__What you will do__:
Read the records and gather each line that includes "在水波干涉中".

__Data rows__:

|---|

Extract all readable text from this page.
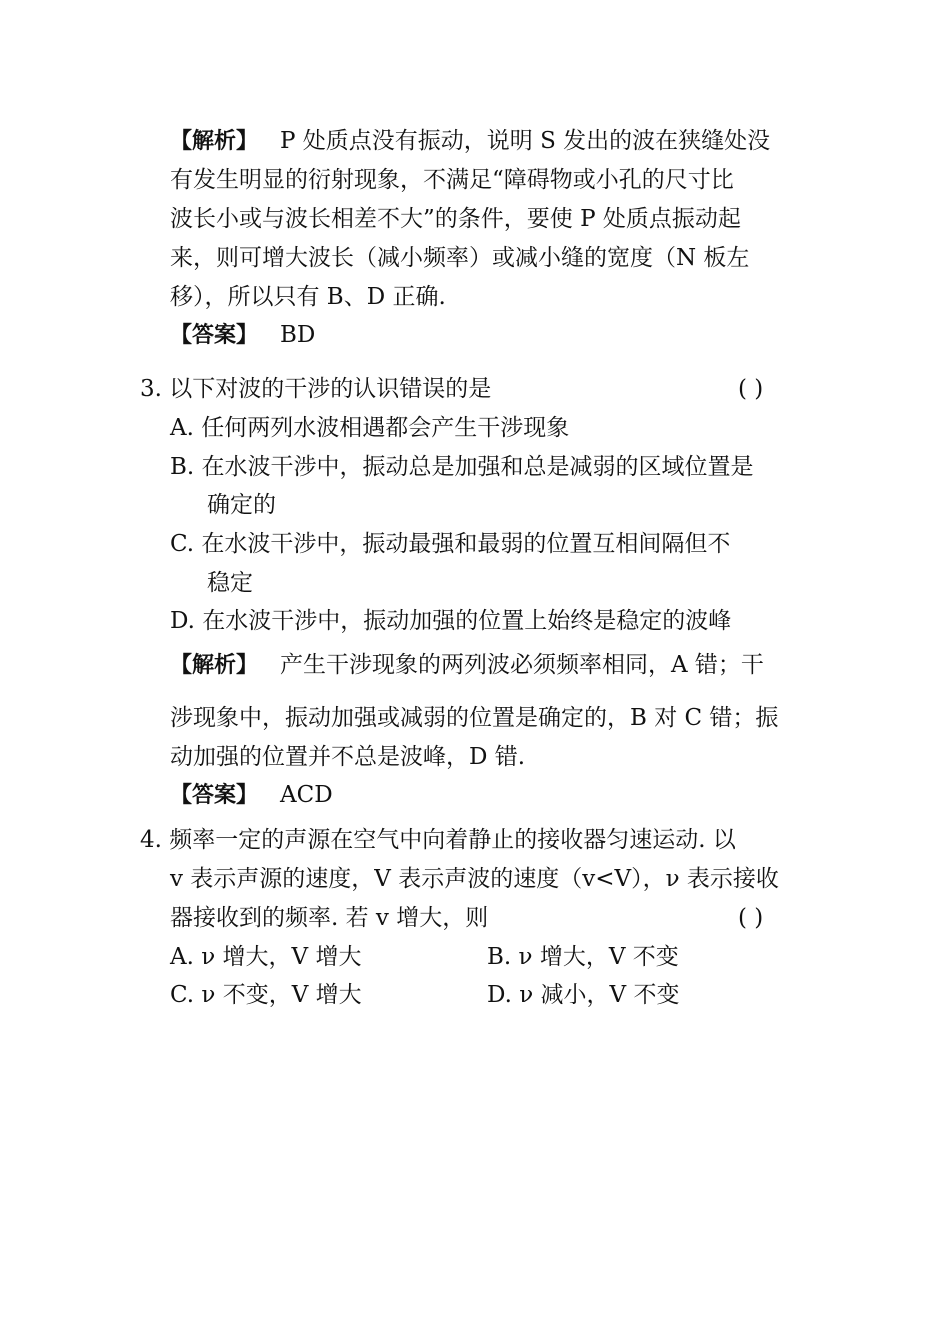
【解析】 P 处质点没有振动，说明 S 发出的波在狭缝处没
有发生明显的衍射现象，不满足“障碍物或小孔的尺寸比
波长小或与波长相差不大”的条件，要使 P 处质点振动起
来，则可增大波长（减小频率）或减小缝的宽度（N 板左
移），所以只有 B、D 正确.
【答案】 BD
3. 以下对波的干涉的认识错误的是	( )
A. 任何两列水波相遇都会产生干涉现象
B. 在水波干涉中，振动总是加强和总是减弱的区域位置是
确定的
C. 在水波干涉中，振动最强和最弱的位置互相间隔但不
稳定
D. 在水波干涉中，振动加强的位置上始终是稳定的波峰
【解析】 产生干涉现象的两列波必须频率相同，A 错；干
涉现象中，振动加强或减弱的位置是确定的，B 对 C 错；振
动加强的位置并不总是波峰，D 错.
【答案】 ACD
4. 频率一定的声源在空气中向着静止的接收器匀速运动. 以
v 表示声源的速度，V 表示声波的速度（v<V），ν 表示接收
器接收到的频率. 若 v 增大，则	( )
A. ν 增大，V 增大	B. ν 增大，V 不变
C. ν 不变，V 增大	D. ν 减小，V 不变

|---|

__Answer to this exercise__:
B. 在水波干涉中，振动总是加强和总是减弱的区域位置是
C. 在水波干涉中，振动最强和最弱的位置互相间隔但不
D. 在水波干涉中，振动加强的位置上始终是稳定的波峰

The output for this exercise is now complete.